I shot a 70 min. feature for 2 grand - and half of that was because I had to buy a new rim for BMW I borrowed - it got trashed in the very first movie shot I ever made!
If you can borrow some of your equipment (or already own it) then you can make it for gas and food costs. I shot a 30 minute short for $748. I know I can shoot features for less than $10K no problem. Keep it simple. Learn every aspect of the shoot and handle the camera yourself. Go for it!
Yes it is possible - the idea and script are the key. You need to "write to scale", in other words make it small, strong and without any large budget requirements.
It's very possible. I just finished my feature and spent less than 2K.
Dominic is the man! $2K...amazing! It amazes me that a producer could spend $30 - $40 million on a comedy. We can compete in making small films and there is no reason for anyone to wait to try and find financing...unless you are trying to hook a top 10 lead to star. Forget about it! Shoot your films people!
We filmed a short independent film for $167. Florida Independent Filmmakers. The making of "Lean Times". =0)
Completely possible, though I suggest getting your hands on a good microphone if at all possible. Sound can make or break a film, weak camera or no. In other words, learn from my mistakes. If the script is not set in stone, do yourself a favor and limit location, actors, effects,etc The simpler a shoot is, the easier it will be to complete for a low dollar amount in a short time frame, and time is money. A good script can bring in good actors, but getting them back on set over time can prove tricky. If you want to improve quality, I'd scan youtube, indiemogul, etc. for various tips and tricks to make things look better. El cheapo and free sliders, glide cams, etc. can be assembled if the equipment isn't there allowing for some improved cinematography.
of course its possible. film is not about the equipment but the content. take all the elements those are in your full control means the easily accessible location, friend artists, technicians etc. so that you will be in comfortable position to complete the film. wish you all the best!

- _SET EXERCISE A_:
Copy the passage of replies on low-budget filmmaking word for word, everything from "If you can borrow" down to "less than 2K.".
- _SET EXERCISE B_:
In the first block of entries, rewrite everything from the line containing "Find all labels, buttons, inputs, and" down to the line containing "additional-info-block: Additional Information: United", replacing "interactable" with "clickable" and leaving all else unchanged. Give only those lines.

- _SOURCE DATA_:
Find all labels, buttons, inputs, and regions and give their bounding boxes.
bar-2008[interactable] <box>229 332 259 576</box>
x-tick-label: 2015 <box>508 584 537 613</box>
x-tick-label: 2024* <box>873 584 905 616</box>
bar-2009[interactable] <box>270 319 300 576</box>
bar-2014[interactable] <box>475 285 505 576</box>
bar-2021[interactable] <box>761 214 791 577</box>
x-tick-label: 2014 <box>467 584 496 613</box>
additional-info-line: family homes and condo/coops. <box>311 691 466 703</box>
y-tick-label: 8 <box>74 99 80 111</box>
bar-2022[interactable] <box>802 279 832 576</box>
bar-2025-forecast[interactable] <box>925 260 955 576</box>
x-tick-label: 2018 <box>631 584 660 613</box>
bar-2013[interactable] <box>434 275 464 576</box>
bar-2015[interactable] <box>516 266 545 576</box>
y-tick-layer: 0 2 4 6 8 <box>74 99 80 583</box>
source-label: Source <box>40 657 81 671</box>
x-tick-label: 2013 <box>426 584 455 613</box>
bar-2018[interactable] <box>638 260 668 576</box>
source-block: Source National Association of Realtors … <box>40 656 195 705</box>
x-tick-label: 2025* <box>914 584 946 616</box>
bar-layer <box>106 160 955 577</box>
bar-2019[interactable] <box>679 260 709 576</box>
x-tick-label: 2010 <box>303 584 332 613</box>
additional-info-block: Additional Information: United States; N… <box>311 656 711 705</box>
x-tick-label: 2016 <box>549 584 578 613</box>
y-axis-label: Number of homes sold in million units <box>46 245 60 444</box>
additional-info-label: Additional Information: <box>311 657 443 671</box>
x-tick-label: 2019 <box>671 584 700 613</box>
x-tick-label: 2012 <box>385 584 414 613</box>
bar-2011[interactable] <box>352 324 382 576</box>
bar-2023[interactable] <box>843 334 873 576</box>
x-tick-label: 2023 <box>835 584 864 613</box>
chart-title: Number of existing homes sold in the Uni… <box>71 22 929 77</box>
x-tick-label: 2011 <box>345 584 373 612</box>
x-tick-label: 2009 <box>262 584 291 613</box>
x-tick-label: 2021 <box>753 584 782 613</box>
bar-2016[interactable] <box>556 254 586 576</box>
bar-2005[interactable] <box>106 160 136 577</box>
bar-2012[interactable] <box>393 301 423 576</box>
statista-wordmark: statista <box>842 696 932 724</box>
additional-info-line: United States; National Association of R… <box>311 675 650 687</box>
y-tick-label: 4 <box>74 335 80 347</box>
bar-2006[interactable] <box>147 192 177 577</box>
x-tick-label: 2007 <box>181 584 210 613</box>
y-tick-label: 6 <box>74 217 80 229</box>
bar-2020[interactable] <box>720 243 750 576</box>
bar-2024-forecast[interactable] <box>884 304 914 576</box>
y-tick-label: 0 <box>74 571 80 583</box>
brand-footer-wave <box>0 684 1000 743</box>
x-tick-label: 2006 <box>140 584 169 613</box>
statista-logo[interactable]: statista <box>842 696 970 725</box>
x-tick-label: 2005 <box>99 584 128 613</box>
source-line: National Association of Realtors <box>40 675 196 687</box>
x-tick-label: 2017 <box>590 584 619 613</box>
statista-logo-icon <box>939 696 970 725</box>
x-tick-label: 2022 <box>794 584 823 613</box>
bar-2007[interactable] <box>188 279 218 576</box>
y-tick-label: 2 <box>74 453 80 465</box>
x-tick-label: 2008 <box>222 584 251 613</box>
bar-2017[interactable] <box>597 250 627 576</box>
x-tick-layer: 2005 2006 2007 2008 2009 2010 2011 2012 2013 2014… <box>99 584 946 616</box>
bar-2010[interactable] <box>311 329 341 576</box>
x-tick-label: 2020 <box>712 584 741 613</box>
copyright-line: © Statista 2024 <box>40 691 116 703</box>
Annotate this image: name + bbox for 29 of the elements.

* * *

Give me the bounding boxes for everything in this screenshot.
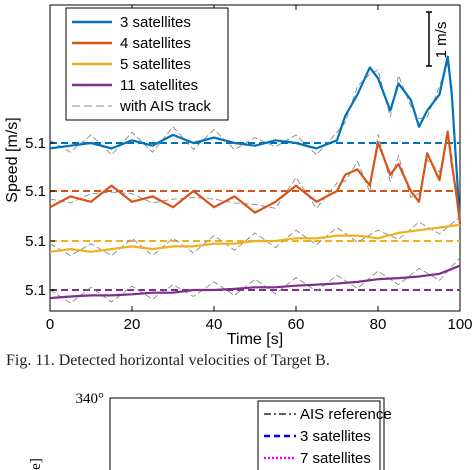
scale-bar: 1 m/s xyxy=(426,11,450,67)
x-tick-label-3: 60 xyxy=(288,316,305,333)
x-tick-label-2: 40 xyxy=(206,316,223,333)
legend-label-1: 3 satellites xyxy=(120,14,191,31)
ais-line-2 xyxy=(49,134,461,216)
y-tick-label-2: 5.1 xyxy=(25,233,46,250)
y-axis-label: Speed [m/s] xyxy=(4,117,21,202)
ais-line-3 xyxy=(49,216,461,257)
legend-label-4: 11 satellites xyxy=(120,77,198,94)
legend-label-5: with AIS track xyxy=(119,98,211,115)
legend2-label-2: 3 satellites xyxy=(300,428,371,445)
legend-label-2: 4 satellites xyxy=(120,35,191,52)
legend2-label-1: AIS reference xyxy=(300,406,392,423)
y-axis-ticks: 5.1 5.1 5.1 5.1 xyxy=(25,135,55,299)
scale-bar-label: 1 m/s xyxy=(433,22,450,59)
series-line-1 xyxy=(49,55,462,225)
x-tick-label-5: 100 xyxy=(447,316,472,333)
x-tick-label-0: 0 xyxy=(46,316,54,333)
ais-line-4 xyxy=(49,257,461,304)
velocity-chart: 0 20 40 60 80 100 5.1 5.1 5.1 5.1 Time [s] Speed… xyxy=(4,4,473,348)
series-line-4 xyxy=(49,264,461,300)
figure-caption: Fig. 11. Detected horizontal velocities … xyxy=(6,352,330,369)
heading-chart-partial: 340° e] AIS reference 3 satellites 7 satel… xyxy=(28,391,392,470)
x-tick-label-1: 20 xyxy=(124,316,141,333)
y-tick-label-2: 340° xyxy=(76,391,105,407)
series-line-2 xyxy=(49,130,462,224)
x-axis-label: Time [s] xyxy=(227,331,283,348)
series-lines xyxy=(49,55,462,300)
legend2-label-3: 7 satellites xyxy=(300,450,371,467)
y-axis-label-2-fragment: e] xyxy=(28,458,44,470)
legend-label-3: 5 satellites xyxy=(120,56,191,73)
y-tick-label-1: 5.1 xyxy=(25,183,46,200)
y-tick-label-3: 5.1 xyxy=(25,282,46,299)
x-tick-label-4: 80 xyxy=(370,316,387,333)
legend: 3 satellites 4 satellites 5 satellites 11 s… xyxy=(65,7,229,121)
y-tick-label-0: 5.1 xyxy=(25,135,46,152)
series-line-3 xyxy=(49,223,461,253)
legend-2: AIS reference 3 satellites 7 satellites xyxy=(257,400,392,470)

...

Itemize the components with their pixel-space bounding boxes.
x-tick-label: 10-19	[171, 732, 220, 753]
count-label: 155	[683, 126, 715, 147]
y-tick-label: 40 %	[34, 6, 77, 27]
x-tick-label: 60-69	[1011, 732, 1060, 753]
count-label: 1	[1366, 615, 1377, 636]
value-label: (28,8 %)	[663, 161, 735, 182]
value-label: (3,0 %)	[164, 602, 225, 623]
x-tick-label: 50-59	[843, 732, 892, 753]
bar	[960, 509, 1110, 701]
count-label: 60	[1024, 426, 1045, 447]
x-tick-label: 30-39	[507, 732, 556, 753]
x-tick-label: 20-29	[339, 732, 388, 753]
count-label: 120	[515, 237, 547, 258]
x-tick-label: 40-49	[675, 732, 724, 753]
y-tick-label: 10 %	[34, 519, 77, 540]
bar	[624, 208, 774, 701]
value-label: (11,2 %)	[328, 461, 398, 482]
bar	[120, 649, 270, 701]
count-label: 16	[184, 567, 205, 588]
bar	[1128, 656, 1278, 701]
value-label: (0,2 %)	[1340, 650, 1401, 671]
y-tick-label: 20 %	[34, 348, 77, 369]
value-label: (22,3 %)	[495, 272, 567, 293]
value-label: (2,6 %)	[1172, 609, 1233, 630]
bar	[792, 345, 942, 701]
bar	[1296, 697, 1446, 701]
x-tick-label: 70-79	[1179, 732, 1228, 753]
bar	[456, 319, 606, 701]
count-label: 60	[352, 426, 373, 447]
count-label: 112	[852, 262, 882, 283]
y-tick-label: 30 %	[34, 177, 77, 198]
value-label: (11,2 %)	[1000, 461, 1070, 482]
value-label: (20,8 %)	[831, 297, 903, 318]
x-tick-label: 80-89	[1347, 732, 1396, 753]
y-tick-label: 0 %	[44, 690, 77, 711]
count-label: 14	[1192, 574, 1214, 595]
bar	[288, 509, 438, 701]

- _EXERCISE OUTPUT A_:
If you can borrow some of your equipment (or already own it) then you can make it for gas and food costs. I shot a 30 minute short for $748. I know I can shoot features for less than $10K no problem. Keep it simple. Learn every aspect of the shoot and handle the camera yourself. Go for it!
Yes it is possible - the idea and script are the key. You need to "write to scale", in other words make it small, strong and without any large budget requirements.
It's very possible. I just finished my feature and spent less than 2K.

- _EXERCISE OUTPUT B_:
Find all labels, buttons, inputs, and regions and give their bounding boxes.
bar-2008[clickable] <box>229 332 259 576</box>
x-tick-label: 2015 <box>508 584 537 613</box>
x-tick-label: 2024* <box>873 584 905 616</box>
bar-2009[clickable] <box>270 319 300 576</box>
bar-2014[clickable] <box>475 285 505 576</box>
bar-2021[clickable] <box>761 214 791 577</box>
x-tick-label: 2014 <box>467 584 496 613</box>
additional-info-line: family homes and condo/coops. <box>311 691 466 703</box>
y-tick-label: 8 <box>74 99 80 111</box>
bar-2022[clickable] <box>802 279 832 576</box>
bar-2025-forecast[clickable] <box>925 260 955 576</box>
x-tick-label: 2018 <box>631 584 660 613</box>
bar-2013[clickable] <box>434 275 464 576</box>
bar-2015[clickable] <box>516 266 545 576</box>
y-tick-layer: 0 2 4 6 8 <box>74 99 80 583</box>
source-label: Source <box>40 657 81 671</box>
x-tick-label: 2013 <box>426 584 455 613</box>
bar-2018[clickable] <box>638 260 668 576</box>
source-block: Source National Association of Realtors … <box>40 656 195 705</box>
x-tick-label: 2025* <box>914 584 946 616</box>
bar-layer <box>106 160 955 577</box>
bar-2019[clickable] <box>679 260 709 576</box>
x-tick-label: 2010 <box>303 584 332 613</box>
additional-info-block: Additional Information: United States; N… <box>311 656 711 705</box>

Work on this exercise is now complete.